▸ **Work to be completed**
Lift every line from the entries that includes the word "temperature".

Figure content listings:
-------------------------

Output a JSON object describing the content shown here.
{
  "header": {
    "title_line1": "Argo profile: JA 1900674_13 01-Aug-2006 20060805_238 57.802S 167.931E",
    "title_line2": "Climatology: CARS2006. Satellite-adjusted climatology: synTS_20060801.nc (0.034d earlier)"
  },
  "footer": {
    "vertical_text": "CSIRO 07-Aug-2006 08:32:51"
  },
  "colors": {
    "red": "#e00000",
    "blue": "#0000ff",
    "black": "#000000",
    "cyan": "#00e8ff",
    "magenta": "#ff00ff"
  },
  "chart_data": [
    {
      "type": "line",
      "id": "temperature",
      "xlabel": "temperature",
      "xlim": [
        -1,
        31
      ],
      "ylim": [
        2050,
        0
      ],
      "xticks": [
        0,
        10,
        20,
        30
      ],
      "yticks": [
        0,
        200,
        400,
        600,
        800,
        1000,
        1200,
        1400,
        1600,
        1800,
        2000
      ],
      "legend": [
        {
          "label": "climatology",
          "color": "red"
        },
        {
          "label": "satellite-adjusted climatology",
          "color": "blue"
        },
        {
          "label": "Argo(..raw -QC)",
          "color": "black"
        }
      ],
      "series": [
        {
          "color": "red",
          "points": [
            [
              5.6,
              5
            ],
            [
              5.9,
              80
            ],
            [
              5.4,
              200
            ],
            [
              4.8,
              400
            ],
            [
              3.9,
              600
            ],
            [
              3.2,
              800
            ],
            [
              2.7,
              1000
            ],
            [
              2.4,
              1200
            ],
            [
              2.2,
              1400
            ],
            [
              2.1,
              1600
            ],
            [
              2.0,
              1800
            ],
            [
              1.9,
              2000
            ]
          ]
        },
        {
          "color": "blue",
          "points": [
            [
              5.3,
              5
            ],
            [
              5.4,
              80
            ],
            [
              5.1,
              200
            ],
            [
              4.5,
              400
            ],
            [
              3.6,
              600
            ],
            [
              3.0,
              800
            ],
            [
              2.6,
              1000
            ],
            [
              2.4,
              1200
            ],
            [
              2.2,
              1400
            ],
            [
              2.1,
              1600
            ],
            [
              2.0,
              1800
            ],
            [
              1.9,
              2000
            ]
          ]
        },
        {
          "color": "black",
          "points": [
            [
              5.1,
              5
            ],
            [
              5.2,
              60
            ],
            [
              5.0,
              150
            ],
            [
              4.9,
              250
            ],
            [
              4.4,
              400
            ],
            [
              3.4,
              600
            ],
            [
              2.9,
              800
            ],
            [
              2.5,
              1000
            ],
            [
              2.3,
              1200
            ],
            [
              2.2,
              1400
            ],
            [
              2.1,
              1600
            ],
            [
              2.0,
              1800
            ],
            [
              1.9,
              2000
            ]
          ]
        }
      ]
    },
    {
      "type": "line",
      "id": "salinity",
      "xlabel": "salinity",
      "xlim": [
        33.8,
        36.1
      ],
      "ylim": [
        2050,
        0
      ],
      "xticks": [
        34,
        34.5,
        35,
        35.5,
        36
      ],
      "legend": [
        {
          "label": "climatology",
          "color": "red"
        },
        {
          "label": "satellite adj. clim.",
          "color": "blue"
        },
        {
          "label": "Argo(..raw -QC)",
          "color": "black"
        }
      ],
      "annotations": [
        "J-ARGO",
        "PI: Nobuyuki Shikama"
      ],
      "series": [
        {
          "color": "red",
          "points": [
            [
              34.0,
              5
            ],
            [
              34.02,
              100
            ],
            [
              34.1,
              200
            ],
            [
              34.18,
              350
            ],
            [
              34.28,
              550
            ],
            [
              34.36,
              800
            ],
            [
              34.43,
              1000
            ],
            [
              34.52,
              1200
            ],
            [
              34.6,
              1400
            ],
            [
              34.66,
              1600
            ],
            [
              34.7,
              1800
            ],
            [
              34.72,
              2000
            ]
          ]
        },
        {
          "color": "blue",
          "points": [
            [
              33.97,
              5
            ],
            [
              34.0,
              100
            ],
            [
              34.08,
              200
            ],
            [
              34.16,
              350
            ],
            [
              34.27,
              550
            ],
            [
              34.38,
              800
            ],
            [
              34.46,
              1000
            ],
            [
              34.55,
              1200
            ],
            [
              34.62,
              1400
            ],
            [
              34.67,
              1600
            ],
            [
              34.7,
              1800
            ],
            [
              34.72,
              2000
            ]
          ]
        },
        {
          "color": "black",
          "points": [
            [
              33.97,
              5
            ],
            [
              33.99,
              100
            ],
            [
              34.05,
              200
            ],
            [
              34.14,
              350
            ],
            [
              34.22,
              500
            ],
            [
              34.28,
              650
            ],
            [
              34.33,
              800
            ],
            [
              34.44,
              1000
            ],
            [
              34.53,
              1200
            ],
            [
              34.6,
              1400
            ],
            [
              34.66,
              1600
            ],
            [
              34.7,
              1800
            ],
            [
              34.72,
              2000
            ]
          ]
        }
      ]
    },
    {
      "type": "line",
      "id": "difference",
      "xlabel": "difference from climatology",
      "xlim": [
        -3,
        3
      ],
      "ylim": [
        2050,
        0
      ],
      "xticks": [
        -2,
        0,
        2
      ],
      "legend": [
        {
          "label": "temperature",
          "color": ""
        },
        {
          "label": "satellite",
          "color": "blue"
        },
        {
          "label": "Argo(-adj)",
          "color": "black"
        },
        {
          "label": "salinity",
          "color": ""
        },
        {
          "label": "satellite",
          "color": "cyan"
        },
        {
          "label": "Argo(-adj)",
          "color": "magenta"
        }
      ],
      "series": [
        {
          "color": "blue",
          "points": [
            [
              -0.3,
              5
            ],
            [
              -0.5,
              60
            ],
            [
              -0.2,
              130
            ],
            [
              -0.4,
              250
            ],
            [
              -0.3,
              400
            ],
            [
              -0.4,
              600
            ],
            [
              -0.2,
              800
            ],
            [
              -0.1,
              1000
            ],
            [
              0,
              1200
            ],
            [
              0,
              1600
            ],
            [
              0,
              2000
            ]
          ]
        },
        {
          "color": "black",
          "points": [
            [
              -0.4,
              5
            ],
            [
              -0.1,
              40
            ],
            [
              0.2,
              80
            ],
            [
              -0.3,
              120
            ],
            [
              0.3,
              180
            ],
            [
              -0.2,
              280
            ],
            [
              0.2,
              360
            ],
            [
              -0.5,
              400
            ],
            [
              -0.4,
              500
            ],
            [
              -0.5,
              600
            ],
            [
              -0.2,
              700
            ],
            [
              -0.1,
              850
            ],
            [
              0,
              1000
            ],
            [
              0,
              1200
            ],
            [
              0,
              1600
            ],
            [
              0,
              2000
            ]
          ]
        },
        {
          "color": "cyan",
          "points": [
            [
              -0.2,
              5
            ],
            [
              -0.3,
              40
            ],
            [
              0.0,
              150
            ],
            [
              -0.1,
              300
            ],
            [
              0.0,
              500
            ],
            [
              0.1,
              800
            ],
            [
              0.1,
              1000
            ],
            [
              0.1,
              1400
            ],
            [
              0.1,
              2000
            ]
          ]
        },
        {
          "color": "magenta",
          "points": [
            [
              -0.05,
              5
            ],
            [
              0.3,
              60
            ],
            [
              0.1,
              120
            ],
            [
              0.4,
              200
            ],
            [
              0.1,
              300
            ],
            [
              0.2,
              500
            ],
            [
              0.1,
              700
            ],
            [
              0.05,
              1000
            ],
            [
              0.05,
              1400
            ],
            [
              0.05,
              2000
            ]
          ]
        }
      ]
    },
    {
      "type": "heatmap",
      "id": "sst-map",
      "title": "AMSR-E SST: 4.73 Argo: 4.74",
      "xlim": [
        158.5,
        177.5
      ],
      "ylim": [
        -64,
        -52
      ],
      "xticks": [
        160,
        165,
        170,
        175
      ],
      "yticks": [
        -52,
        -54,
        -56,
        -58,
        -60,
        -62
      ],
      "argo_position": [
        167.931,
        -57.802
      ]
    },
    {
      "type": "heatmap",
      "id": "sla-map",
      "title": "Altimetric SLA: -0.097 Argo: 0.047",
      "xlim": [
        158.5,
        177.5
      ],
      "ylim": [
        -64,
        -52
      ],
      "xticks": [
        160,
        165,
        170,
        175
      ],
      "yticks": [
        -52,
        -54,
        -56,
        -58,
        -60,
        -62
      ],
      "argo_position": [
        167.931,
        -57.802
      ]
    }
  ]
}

-------------------------

▸ **Reply to the task**
      "id": "temperature",
      "xlabel": "temperature",
          "label": "temperature",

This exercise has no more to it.